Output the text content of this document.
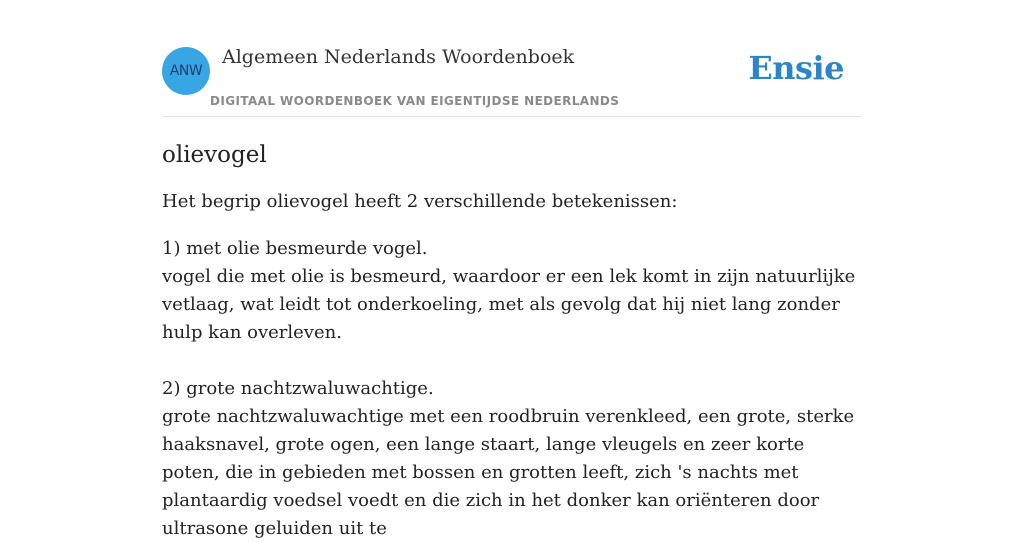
ANW
Algemeen Nederlands Woordenboek
DIGITAAL WOORDENBOEK VAN EIGENTIJDSE NEDERLANDS
Ensie
olievogel

Het begrip olievogel heeft 2 verschillende betekenissen:

1) met olie besmeurde vogel.

vogel die met olie is besmeurd, waardoor er een lek komt in zijn natuurlijke vetlaag, wat leidt tot onderkoeling, met als gevolg dat hij niet lang zonder hulp kan overleven.

2) grote nachtzwaluwachtige.

grote nachtzwaluwachtige met een roodbruin verenkleed, een grote, sterke haaksnavel, grote ogen, een lange staart, lange vleugels en zeer korte poten, die in gebieden met bossen en grotten leeft, zich 's nachts met plantaardig voedsel voedt en die zich in het donker kan oriënteren door ultrasone geluiden uit te
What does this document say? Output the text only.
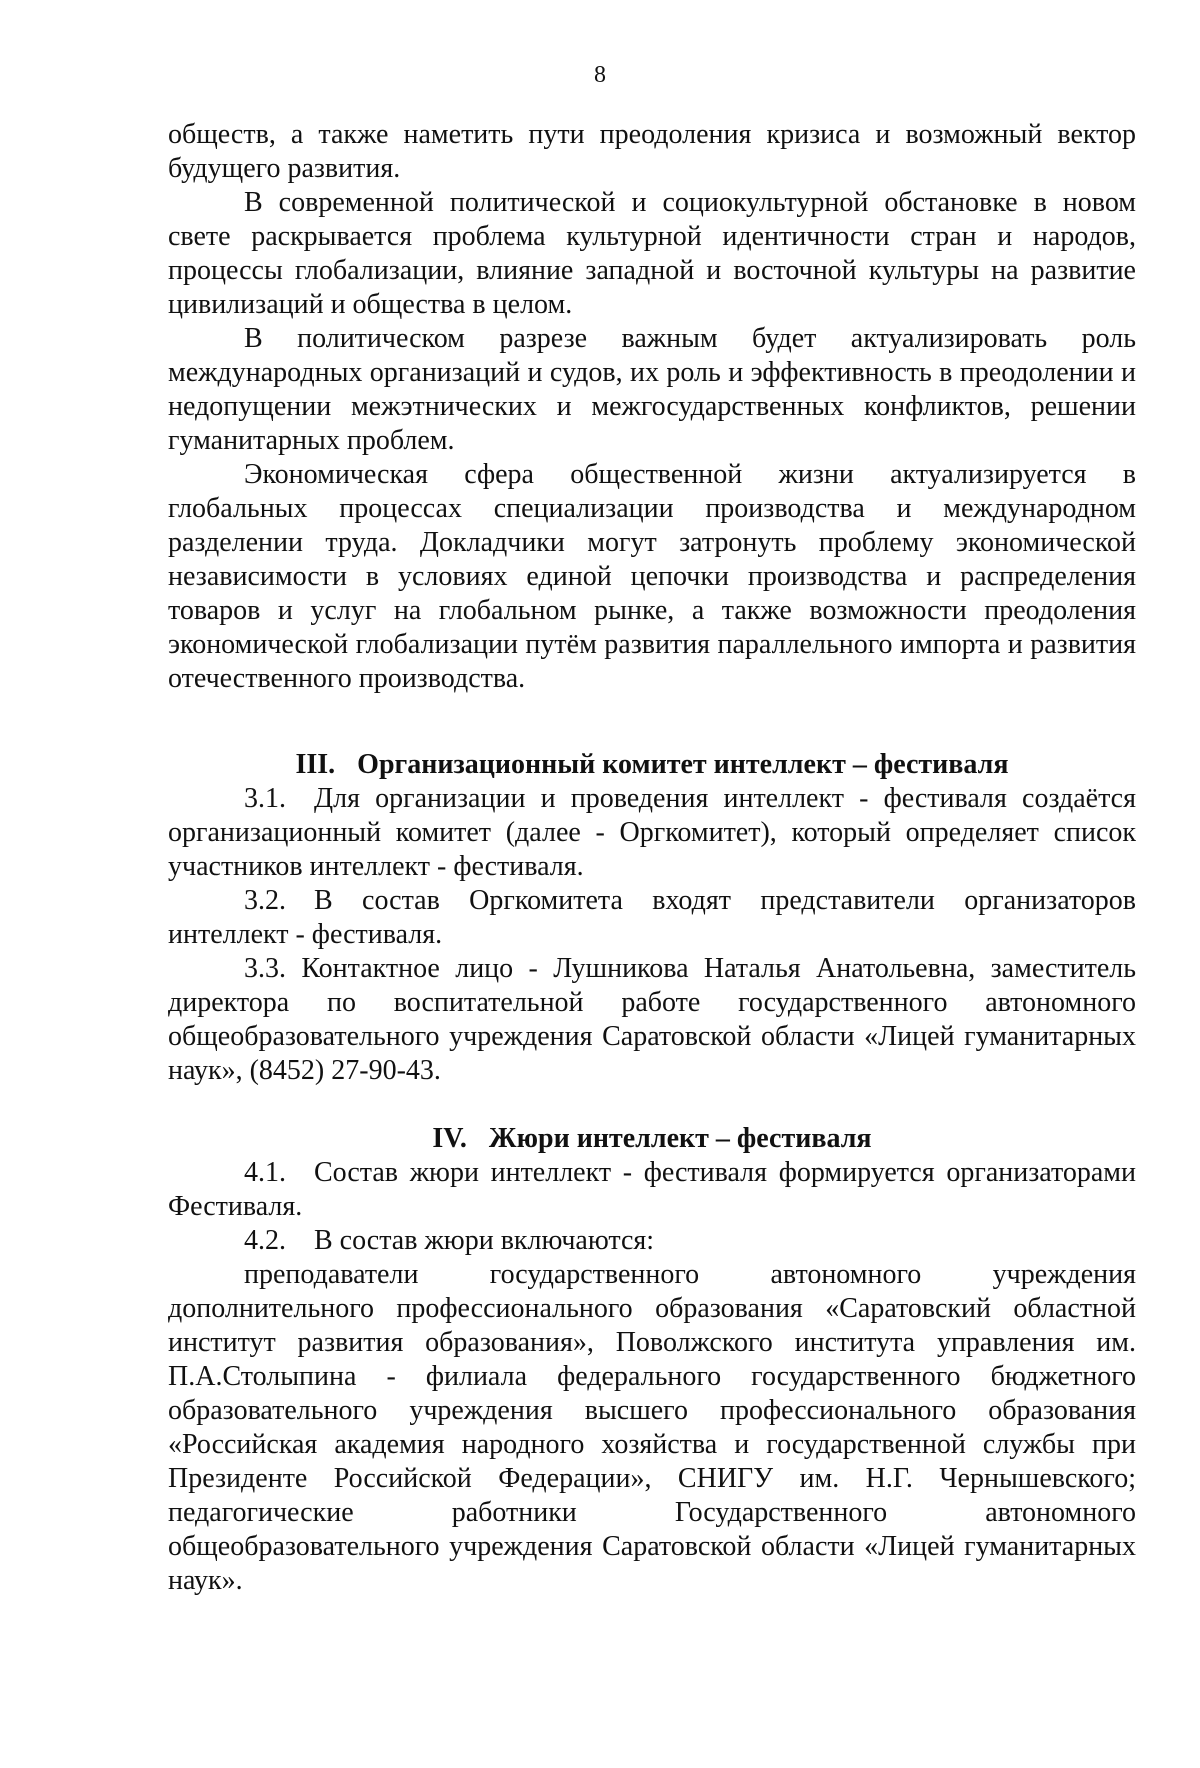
8

обществ, а также наметить пути преодоления кризиса и возможный вектор будущего развития.

В современной политической и социокультурной обстановке в новом свете раскрывается проблема культурной идентичности стран и народов, процессы глобализации, влияние западной и восточной культуры на развитие цивилизаций и общества в целом.

В политическом разрезе важным будет актуализировать роль международных организаций и судов, их роль и эффективность в преодолении и недопущении межэтнических и межгосударственных конфликтов, решении гуманитарных проблем.

Экономическая сфера общественной жизни актуализируется в глобальных процессах специализации производства и международном разделении труда. Докладчики могут затронуть проблему экономической независимости в условиях единой цепочки производства и распределения товаров и услуг на глобальном рынке, а также возможности преодоления экономической глобализации путём развития параллельного импорта и развития отечественного производства.

III. Организационный комитет интеллект – фестиваля

3.1. Для организации и проведения интеллект - фестиваля создаётся организационный комитет (далее - Оргкомитет), который определяет список участников интеллект - фестиваля.

3.2. В состав Оргкомитета входят представители организаторов интеллект - фестиваля.

3.3. Контактное лицо - Лушникова Наталья Анатольевна, заместитель директора по воспитательной работе государственного автономного общеобразовательного учреждения Саратовской области «Лицей гуманитарных наук», (8452) 27-90-43.

IV. Жюри интеллект – фестиваля

4.1. Состав жюри интеллект - фестиваля формируется организаторами Фестиваля.

4.2. В состав жюри включаются:

преподаватели государственного автономного учреждения дополнительного профессионального образования «Саратовский областной институт развития образования», Поволжского института управления им. П.А.Столыпина - филиала федерального государственного бюджетного образовательного учреждения высшего профессионального образования «Российская академия народного хозяйства и государственной службы при Президенте Российской Федерации», СНИГУ им. Н.Г. Чернышевского; педагогические работники Государственного автономного общеобразовательного учреждения Саратовской области «Лицей гуманитарных наук».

__THE PROBLEM__: Select every line above that contains the word "this", and copy it.

__REPLY__:
Output the text content of this document.
What does this document say? Output the text only.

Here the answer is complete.